======== Record excerpts

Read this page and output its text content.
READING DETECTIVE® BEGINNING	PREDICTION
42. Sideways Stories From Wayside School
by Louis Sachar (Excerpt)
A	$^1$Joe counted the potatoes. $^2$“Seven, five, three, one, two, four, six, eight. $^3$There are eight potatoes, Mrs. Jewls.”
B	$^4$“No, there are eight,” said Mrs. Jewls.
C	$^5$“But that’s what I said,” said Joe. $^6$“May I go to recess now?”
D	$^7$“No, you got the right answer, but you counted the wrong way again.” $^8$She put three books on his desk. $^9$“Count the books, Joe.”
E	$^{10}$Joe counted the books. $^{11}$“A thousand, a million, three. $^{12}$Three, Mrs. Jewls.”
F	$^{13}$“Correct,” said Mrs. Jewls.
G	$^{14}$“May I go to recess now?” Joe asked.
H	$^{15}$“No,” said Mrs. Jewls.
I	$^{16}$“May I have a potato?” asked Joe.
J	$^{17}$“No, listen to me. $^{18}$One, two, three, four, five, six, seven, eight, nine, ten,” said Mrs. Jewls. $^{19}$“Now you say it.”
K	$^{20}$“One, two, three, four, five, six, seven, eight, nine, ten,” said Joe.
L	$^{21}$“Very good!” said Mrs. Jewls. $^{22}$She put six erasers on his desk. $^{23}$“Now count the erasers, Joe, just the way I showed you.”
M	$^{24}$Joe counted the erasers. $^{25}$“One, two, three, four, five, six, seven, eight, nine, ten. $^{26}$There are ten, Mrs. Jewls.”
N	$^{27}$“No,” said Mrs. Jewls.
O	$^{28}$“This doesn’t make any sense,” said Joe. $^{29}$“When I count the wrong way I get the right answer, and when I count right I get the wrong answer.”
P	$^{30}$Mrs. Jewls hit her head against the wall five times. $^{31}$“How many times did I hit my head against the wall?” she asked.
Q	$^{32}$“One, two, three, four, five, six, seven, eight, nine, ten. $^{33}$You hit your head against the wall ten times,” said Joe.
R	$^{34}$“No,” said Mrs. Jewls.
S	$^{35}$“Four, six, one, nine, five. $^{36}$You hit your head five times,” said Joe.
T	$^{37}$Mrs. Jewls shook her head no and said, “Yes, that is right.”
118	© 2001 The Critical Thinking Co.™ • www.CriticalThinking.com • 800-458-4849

================

■ What is required:
Work out how many lines of the listing above include the word "eight". Reply with nothing but the count.

■ Full answer:
6